Answer these questions from the btrbk discussion thread.
(a) What retention schedule did the old PC's btrfs backups follow?
(b) Which btrbk command does digint suggest trying first?
(c) In which directory are the laptop's backups stored?

Extracted text
>> START

Open mnowiasz opened 6 years ago

mnowiasz commented 6 years ago

Hi,

I've got the following use case:

Over the years I've backupped my old PC using btrfs ( 7d 4w 12m *y). I've replaced the PC with a laptop, moving most (but not all) data to the laptop which now creates the "new" backups.

Now, as the laptop creates it's backups I would like to prune the old PC laptops, retaining them according to the preserve policy, but I haven't found a way to do it - using a "dummy" volume will result in an error. So it would be quite useful to have the abilty of a "dummy/prune" volume which won't fetch anything but just prunes the old backups

mnowiasz commented 6 years ago

On second thought such a functionality wouldn't do a thing - because there are no new backups, therefore the old backups would be retained and no space would be gained.

What would do the trick: somehow defining that the "new" set of backups (in my example, the backups of my laptop) belongs (in respect of target_preserve) to an "old" set of backups (again, in my example the backups of my old PC), therefore a new backup (laptop) would result in deleting an old backup (depending on the preserve policy, of course)

digint commented 6 years ago

Have you tried using btrbk archive? You can specify archive_preserve rules which could probably be be used for pruning the backups.

mnowiasz commented 6 years ago

I'm not sure if archive would do the trick. I've got a set of PC backups:

[..] root.20180605 root.20180606 root.20180607 root.20180608 root.20180609 root.20180610 root.20180611 root.20180612

Then I've got a different set of Laptop backups:

root.20180611

Now what I would like to do: each time a new laptop backup is being created (say root.20180614), this backup would be taken into consideration into the preserve-police of the PC and the laptop, so in this case (7 days, 4 weeks..) PC's backups root.20180605-root.20180607 would be deleted. That makes sense because logically the laptop backup is a conituniation of the PCs one (although, of course, they share no common btrfs ancestor).

Could this be accomplished using btrbk archive?

digint commented 6 years ago

Hmm, probably not.

That makes sense because logically the laptop backup is a conituniation of the PCs one (although, of course, they share no common btrfs ancestor).

From my perspective it does not make much sense to store different sources to the same destination anyway, but maybe I'm missing a point here. How will you know which backup comes from which source? If they had a common btrfs ancestor (i.e. send/receive rootfs from PC to laptop), they would share most files and backup would profit from it, then it would make kind of sense to me.

mnowiasz commented 6 years ago

Well, the different source are stored in different directories - btrbk/seven/ for the old PC, btrbk/carrie for the laptop (and two other directories for servers). OK, one work around would be to move the backups from btrbk/seven/ to btrbk/carrie... after giving some thought that might be the best idea. Of course it would be hard to tell after a while if the backup came from seven or carrie, but on the other hand it's not important as long as the files are there.

>> END

Stored rows

>> START

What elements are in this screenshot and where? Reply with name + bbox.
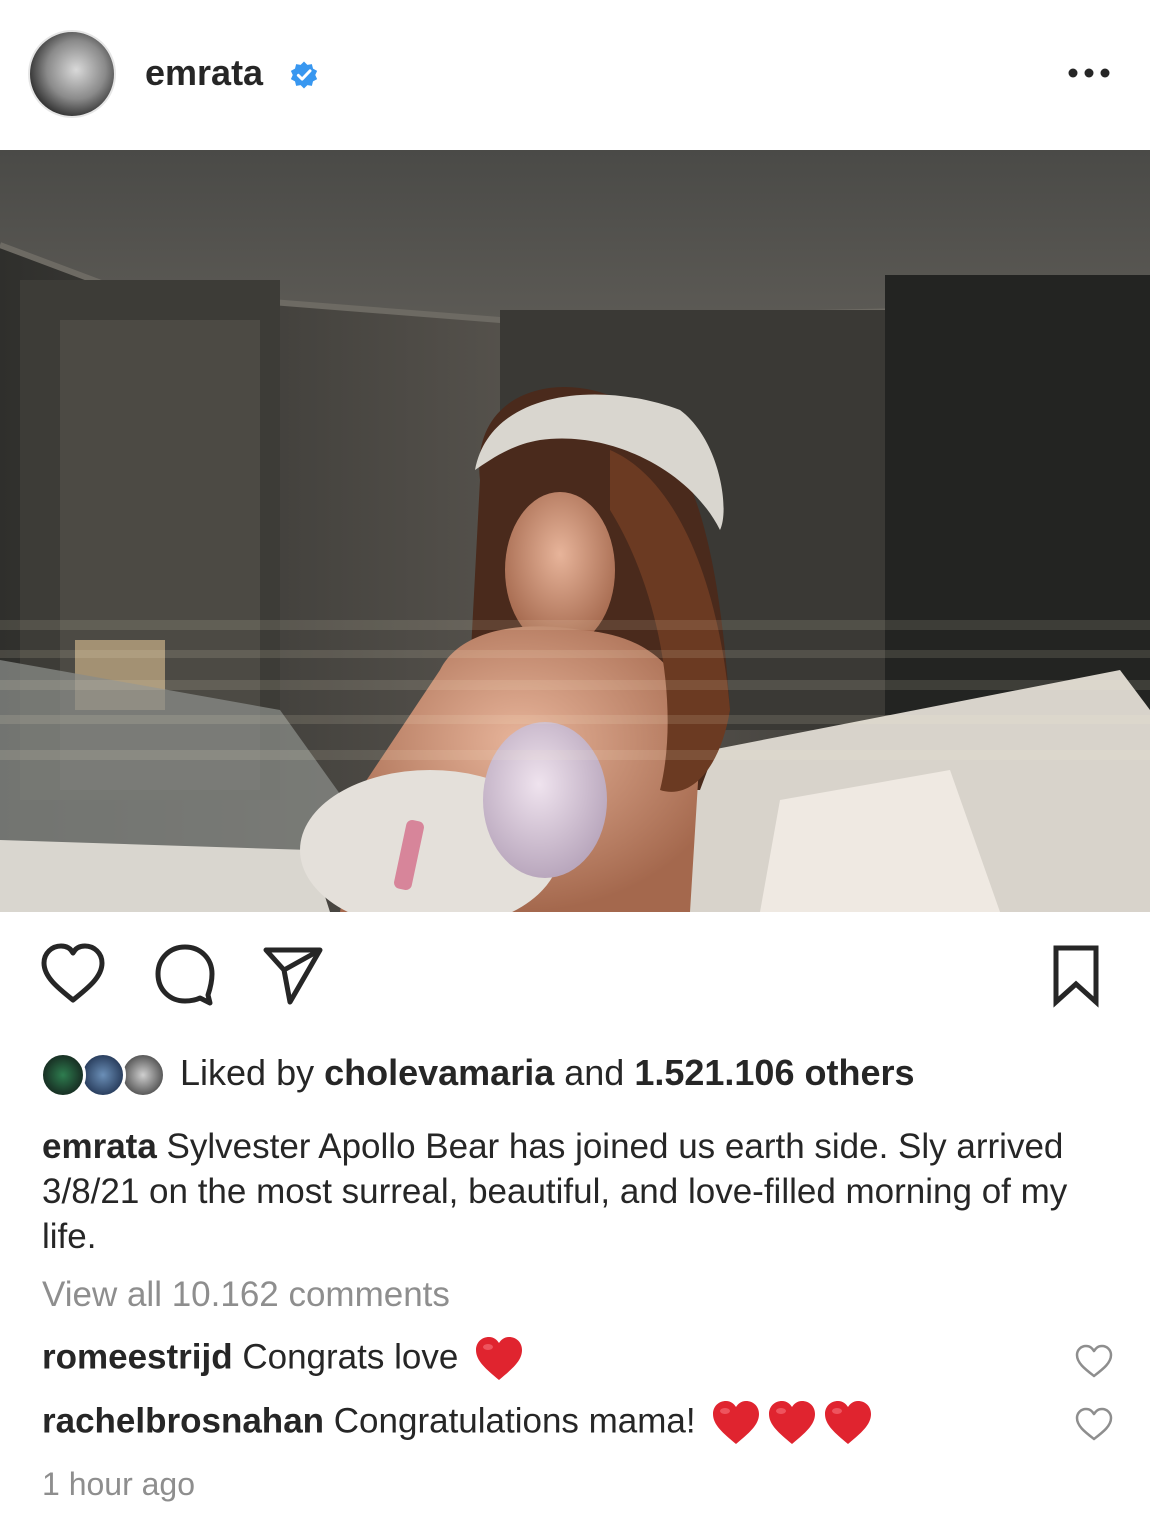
post-photo[interactable] [0, 150, 1150, 912]
comment-username[interactable]: rachelbrosnahan [42, 1401, 324, 1440]
caption-username[interactable]: emrata [42, 1127, 157, 1166]
share-icon[interactable] [258, 940, 328, 1010]
red-heart-emoji-icon [474, 1336, 524, 1382]
likes-count[interactable]: 1.521.106 others [634, 1052, 914, 1093]
photo-illustration [0, 150, 1150, 912]
red-heart-emoji-icon [711, 1400, 761, 1446]
more-options-icon[interactable] [1066, 58, 1112, 88]
likes-prefix: Liked by [180, 1052, 325, 1093]
post-timestamp: 1 hour ago [42, 1466, 196, 1502]
liker-username[interactable]: cholevamaria [324, 1052, 554, 1093]
comment-text: Congratulations mama! [324, 1401, 696, 1441]
avatar[interactable] [28, 30, 116, 118]
post-caption: emrata Sylvester Apollo Bear has joined … [42, 1124, 1122, 1259]
comment-like-heart-icon[interactable] [1074, 1406, 1114, 1442]
post-username[interactable]: emrata [145, 52, 263, 94]
comment-icon[interactable] [150, 940, 220, 1010]
bookmark-icon[interactable] [1040, 940, 1110, 1010]
comment-text: Congrats love [232, 1337, 459, 1377]
liker-avatar [40, 1052, 86, 1098]
caption-text: Sylvester Apollo Bear has joined us eart… [42, 1127, 1068, 1256]
view-all-comments-link[interactable]: View all 10.162 comments [42, 1275, 450, 1315]
action-bar [0, 940, 1150, 1012]
liker-avatar [80, 1052, 126, 1098]
post-header: emrata [0, 0, 1150, 150]
likes-middle: and [554, 1052, 635, 1093]
comment-item: rachelbrosnahan Congratulations mama! [42, 1400, 1072, 1446]
like-heart-icon[interactable] [38, 940, 108, 1010]
red-heart-emoji-icon [823, 1400, 873, 1446]
comment-like-heart-icon[interactable] [1074, 1343, 1114, 1379]
verified-badge-icon [290, 61, 318, 89]
comment-username[interactable]: romeestrijd [42, 1337, 233, 1376]
red-heart-emoji-icon [767, 1400, 817, 1446]
liker-avatar [120, 1052, 166, 1098]
comment-item: romeestrijd Congrats love [42, 1336, 1072, 1382]
likes-row: Liked by cholevamaria and 1.521.106 othe… [0, 1044, 1150, 1104]
likes-summary[interactable]: Liked by cholevamaria and 1.521.106 othe… [180, 1052, 915, 1094]
liker-avatars[interactable] [40, 1052, 170, 1098]
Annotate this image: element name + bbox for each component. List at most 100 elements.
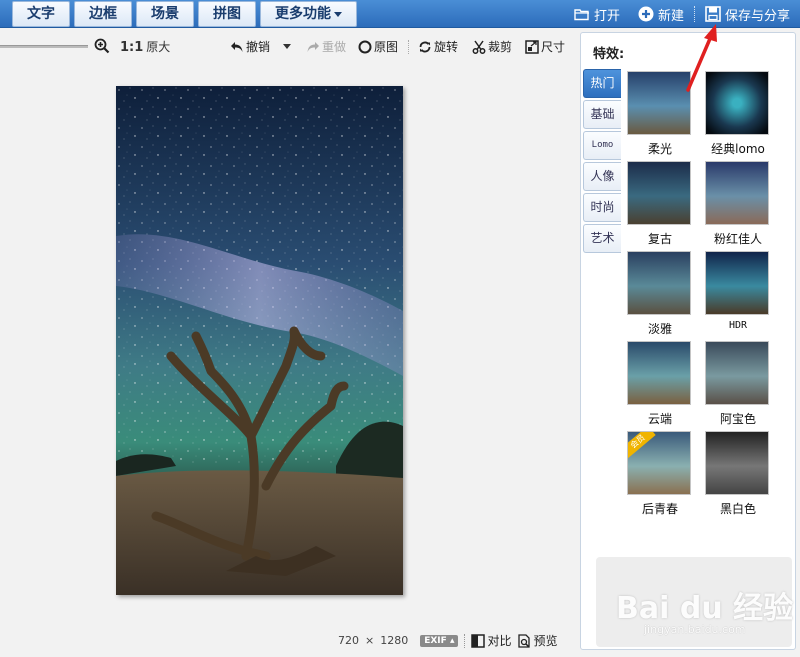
category-art[interactable]: 艺术 (583, 224, 621, 253)
undo-button[interactable]: 撤销 (230, 38, 270, 55)
chevron-down-icon (334, 11, 342, 17)
save-icon (705, 6, 721, 22)
effect-thumbnail (627, 161, 691, 225)
effect-thumbnail (705, 161, 769, 225)
tab-text[interactable]: 文字 (12, 1, 70, 27)
menu-tabs: 文字 边框 场景 拼图 更多功能 (0, 0, 361, 28)
tab-more-label: 更多功能 (275, 6, 331, 22)
undo-icon (230, 40, 244, 54)
resize-label: 尺寸 (541, 40, 566, 54)
effect-vintage[interactable]: 复古 (627, 161, 693, 247)
original-image-label: 原图 (374, 40, 399, 54)
canvas-photo[interactable] (116, 86, 403, 595)
preview-button[interactable]: 预览 (517, 632, 558, 649)
effect-abao-color[interactable]: 阿宝色 (705, 341, 771, 427)
divider (408, 40, 409, 54)
tab-collage[interactable]: 拼图 (198, 1, 256, 27)
effect-label: 后青春 (641, 502, 678, 516)
effect-pink-lady[interactable]: 粉红佳人 (705, 161, 771, 247)
baidu-watermark: Bai du 经验 jingyan.baidu.com (596, 557, 794, 647)
effect-thumbnail (705, 341, 769, 405)
exif-label: EXIF (424, 635, 447, 646)
effect-thumbnail (705, 431, 769, 495)
exif-button[interactable]: EXIF ▴ (420, 634, 459, 647)
category-lomo[interactable]: Lomo (583, 131, 621, 160)
plus-circle-icon (638, 6, 654, 22)
redo-button[interactable]: 重做 (306, 38, 346, 55)
effect-label-text: 经典lomo (711, 142, 765, 156)
effect-label: 黑白色 (719, 502, 756, 516)
effect-thumbnail (627, 341, 691, 405)
category-portrait[interactable]: 人像 (583, 162, 621, 191)
open-button[interactable]: 打开 (574, 5, 620, 24)
original-size-button[interactable]: 1:1 原大 (120, 38, 170, 55)
panel-title: 特效: (593, 47, 625, 62)
category-hot[interactable]: 热门 (583, 69, 621, 98)
rotate-button[interactable]: 旋转 (418, 38, 458, 55)
rotate-icon (418, 40, 432, 54)
effect-label: 阿宝色 (719, 412, 756, 426)
top-actions: 打开 新建 保存与分享 (574, 0, 790, 28)
divider (693, 6, 695, 22)
image-width: 720 (338, 634, 359, 647)
undo-dropdown-icon[interactable] (283, 44, 291, 49)
image-height: 1280 (380, 634, 409, 647)
compare-label: 对比 (487, 634, 512, 648)
redo-label: 重做 (322, 40, 347, 54)
circle-icon (358, 40, 372, 54)
effect-black-white[interactable]: 黑白色 (705, 431, 771, 517)
category-basic[interactable]: 基础 (583, 100, 621, 129)
new-button[interactable]: 新建 (638, 5, 684, 24)
crop-button[interactable]: 裁剪 (472, 38, 512, 55)
status-bar: 720 × 1280 EXIF ▴ 对比 预览 (338, 632, 558, 649)
compare-button[interactable]: 对比 (471, 632, 511, 649)
preview-icon (517, 633, 531, 648)
effect-post-youth[interactable]: 会员 后青春 (627, 431, 693, 517)
zoom-slider[interactable] (0, 45, 88, 48)
tab-scene[interactable]: 场景 (136, 1, 194, 27)
member-badge: 会员 (628, 432, 656, 459)
effect-elegant[interactable]: 淡雅 (627, 251, 693, 337)
night-sky-tree-image (116, 86, 403, 595)
original-size-label: 原大 (146, 40, 171, 54)
rotate-label: 旋转 (434, 40, 459, 54)
watermark-url: jingyan.baidu.com (644, 623, 746, 636)
effect-label: HDR (728, 320, 748, 331)
effect-thumbnail (705, 71, 769, 135)
tab-border[interactable]: 边框 (74, 1, 132, 27)
effect-label: 经典lomo (705, 140, 771, 157)
times-sign: × (365, 634, 375, 647)
watermark-text: Bai du 经验 (616, 591, 794, 626)
resize-icon (525, 39, 539, 54)
effect-thumbnail (627, 251, 691, 315)
zoom-in-icon[interactable] (94, 38, 110, 54)
effect-classic-lomo[interactable]: 经典lomo (705, 71, 771, 157)
new-label: 新建 (657, 8, 684, 24)
preview-label: 预览 (533, 634, 558, 648)
edit-toolbar: 1:1 原大 撤销 重做 原图 旋转 裁剪 尺寸 (0, 32, 575, 60)
effect-label: 淡雅 (647, 322, 672, 336)
effect-hdr[interactable]: HDR (705, 251, 771, 331)
one-to-one-label: 1:1 (120, 40, 144, 55)
effect-label: 柔光 (647, 142, 672, 156)
category-tabs: 热门 基础 Lomo 人像 时尚 艺术 (583, 69, 621, 255)
effect-cloud[interactable]: 云端 (627, 341, 693, 427)
effect-soft-light[interactable]: 柔光 (627, 71, 693, 157)
divider (464, 633, 466, 648)
scissors-icon (472, 40, 486, 54)
effect-label: 复古 (647, 232, 672, 246)
save-share-label: 保存与分享 (724, 8, 790, 24)
original-image-button[interactable]: 原图 (358, 38, 398, 55)
undo-label: 撤销 (246, 40, 271, 54)
category-fashion[interactable]: 时尚 (583, 193, 621, 222)
resize-button[interactable]: 尺寸 (525, 38, 565, 55)
tab-more-features[interactable]: 更多功能 (260, 1, 357, 27)
crop-label: 裁剪 (488, 40, 513, 54)
effect-thumbnail: 会员 (627, 431, 691, 495)
open-label: 打开 (593, 8, 620, 24)
save-share-button[interactable]: 保存与分享 (705, 5, 790, 24)
menu-bar: 文字 边框 场景 拼图 更多功能 打开 新建 保存与分享 (0, 0, 800, 28)
folder-icon (574, 6, 590, 22)
effect-thumbnail (705, 251, 769, 315)
redo-icon (306, 40, 320, 54)
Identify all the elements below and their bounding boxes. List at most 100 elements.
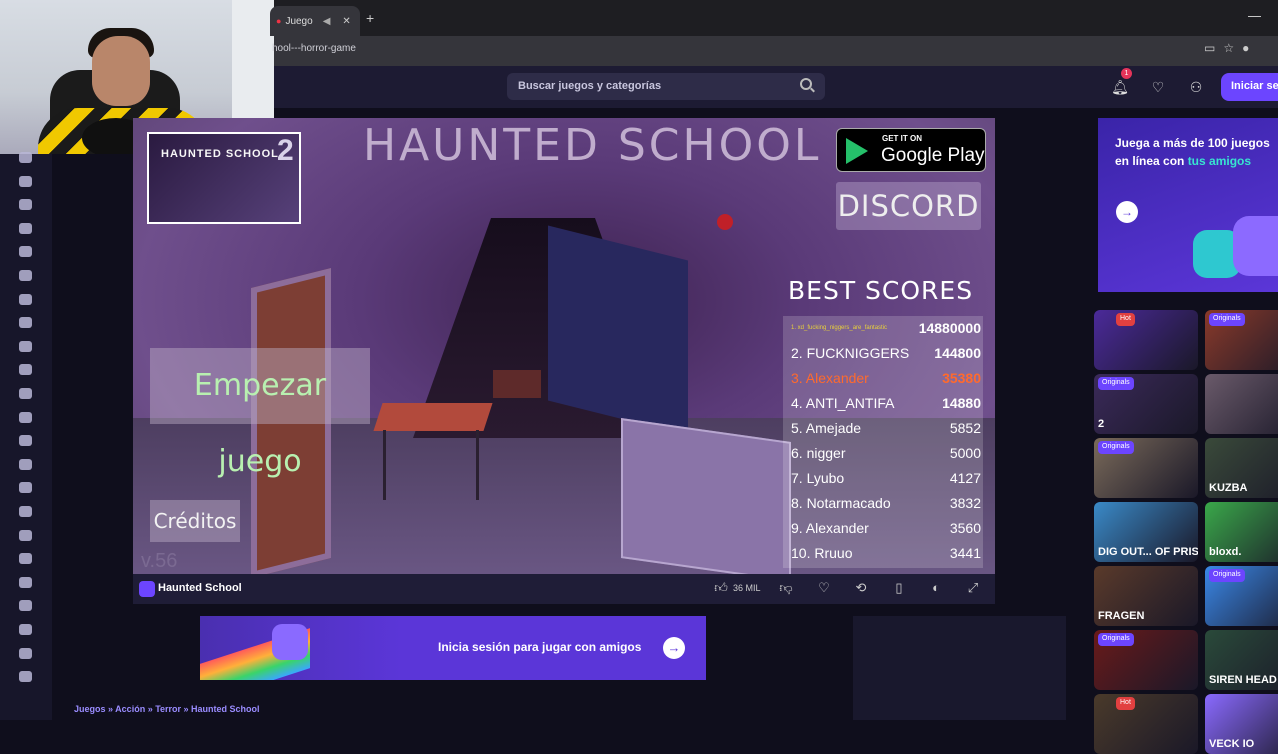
category-book-icon[interactable] [19,576,32,588]
promo-highlight: tus amigos [1187,154,1252,168]
game-toolbar: Haunted School 👍︎ 36 MIL 👎︎ ♡ ⟲ ▯ ◐ ⤢ [133,574,995,604]
game-tile[interactable]: Originals [1205,566,1278,626]
promo-text: Juega a más de 100 juegos en línea con t… [1115,134,1275,170]
game-tile[interactable]: VECK IO [1205,694,1278,754]
score-value: 3441 [949,545,981,561]
search-input[interactable]: Buscar juegos y categorías [507,73,825,100]
login-banner[interactable]: Inicia sesión para jugar con amigos → [200,616,706,680]
category-car-icon[interactable] [19,435,32,447]
webcam-face [92,36,150,106]
game-tile[interactable]: Originals [1094,630,1198,690]
category-star-icon[interactable] [19,175,32,187]
version-label: v.56 [141,550,178,572]
category-pencil-icon[interactable] [19,624,32,635]
scene-counter [621,418,791,574]
theater-mode-icon[interactable]: ◐ [926,578,946,598]
category-brick-icon[interactable] [19,600,32,612]
game-tile[interactable]: Originals 2 [1094,374,1198,434]
mobile-icon[interactable]: ▯ [889,578,909,598]
scene-alarm [717,214,733,230]
category-device-icon[interactable] [19,246,32,258]
search-icon[interactable] [800,78,812,90]
score-name: 2. FUCKNIGGERS [791,345,910,361]
scene-desk-leg [383,430,386,500]
score-row: 6. nigger 5000 [791,441,983,466]
game-tile[interactable]: FRAGEN [1094,566,1198,626]
arrow-right-icon[interactable]: → [663,637,685,659]
category-people-icon[interactable] [19,270,32,281]
score-name: 5. Amejade [791,420,862,436]
banner-text: Inicia sesión para jugar con amigos [438,640,642,654]
game-tile[interactable] [1205,374,1278,434]
category-controller-icon[interactable] [19,482,32,494]
game-tile[interactable]: Originals [1205,310,1278,370]
browser-tab-bar [274,0,1278,36]
category-globe-icon[interactable] [19,671,32,683]
game-tile[interactable]: bloxd. [1205,502,1278,562]
tab-favicon-icon: ● [276,16,282,26]
game-name: Haunted School [158,582,242,594]
category-flame-icon[interactable] [19,199,32,211]
promo-card[interactable]: Juega a más de 100 juegos en línea con t… [1098,118,1278,292]
start-game-button[interactable]: Empezar juego [150,348,370,479]
window-minimize-button[interactable]: — [1248,8,1261,23]
score-value: 35380 [942,370,981,386]
tile-badge: Originals [1098,441,1134,454]
breadcrumb[interactable]: Juegos » Acción » Terror » Haunted Schoo… [74,704,260,714]
fullscreen-icon[interactable]: ⤢ [963,578,983,598]
tile-label: bloxd. [1209,546,1242,558]
thumbnail-number: 2 [277,134,294,167]
category-gamepad-icon[interactable] [19,388,32,399]
score-value: 5852 [949,420,981,436]
game-tile[interactable]: DIG OUT... OF PRISON [1094,502,1198,562]
category-grid-icon[interactable] [19,647,32,659]
browser-tab[interactable]: ● Juego ◀ ✕ [270,6,360,36]
new-tab-button[interactable]: + [366,10,374,26]
category-refresh-icon[interactable] [19,222,32,234]
category-bolt-icon[interactable] [19,293,32,305]
tile-label: DIG OUT... OF PRISON [1098,546,1198,558]
share-icon[interactable]: ⟲ [851,578,871,598]
category-ball-icon[interactable] [19,458,32,470]
friends-icon[interactable]: ⚇ [1184,75,1208,99]
profile-icon[interactable]: ● [1242,41,1257,55]
category-chess-icon[interactable] [19,506,32,517]
category-compass-icon[interactable] [19,317,32,329]
discord-button[interactable]: DISCORD [836,182,981,230]
tab-audio-icon[interactable]: ◀ [323,16,331,27]
scene-boxes [493,370,541,398]
credits-button[interactable]: Créditos [150,500,240,542]
category-basketball-icon[interactable] [19,340,32,352]
score-name: 8. Notarmacado [791,495,891,511]
score-row: 5. Amejade 5852 [791,416,983,441]
mascot-icon [272,624,308,660]
thumbs-up-icon[interactable]: 👍︎ [711,578,731,598]
login-button[interactable]: Iniciar se [1221,73,1278,101]
category-target-icon[interactable] [19,553,32,565]
score-row: 3. Alexander 35380 [791,366,983,391]
category-magic-icon[interactable] [19,364,32,376]
google-play-button[interactable]: GET IT ON Google Play [836,128,986,172]
heart-icon[interactable]: ♡ [1146,75,1170,99]
cast-icon[interactable]: ▭ [1204,41,1223,55]
game-tile[interactable]: SIREN HEAD [1205,630,1278,690]
google-play-small-text: GET IT ON [882,134,922,143]
tile-badge: Hot [1116,697,1135,710]
url-text[interactable]: hool---horror-game [272,43,356,54]
game-tile[interactable]: Hot [1094,310,1198,370]
arrow-right-icon[interactable]: → [1116,201,1138,223]
favorite-heart-icon[interactable]: ♡ [814,578,834,598]
game-tile[interactable]: KUZBA [1205,438,1278,498]
game-thumbnail: HAUNTED SCHOOL 2 [147,132,301,224]
tab-close-icon[interactable]: ✕ [342,16,350,27]
category-puzzle-icon[interactable] [19,411,32,423]
thumbs-down-icon[interactable]: 👎︎ [776,578,796,598]
game-icon [139,581,155,597]
game-tile[interactable]: Hot [1094,694,1198,754]
score-row: 10. Rruuo 3441 [791,541,983,566]
game-tile[interactable]: Originals [1094,438,1198,498]
score-name: 1. xd_fucking_niggers_are_fantastic [791,325,888,331]
bookmark-star-icon[interactable]: ☆ [1223,41,1242,55]
category-ghost-icon[interactable] [19,529,32,541]
category-home-icon[interactable] [19,152,32,163]
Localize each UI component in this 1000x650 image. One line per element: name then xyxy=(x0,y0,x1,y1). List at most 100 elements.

>> END

Completed exercise
(a) 7d 4w 12m *y
(b) btrbk archive
(c) btrbk/carrie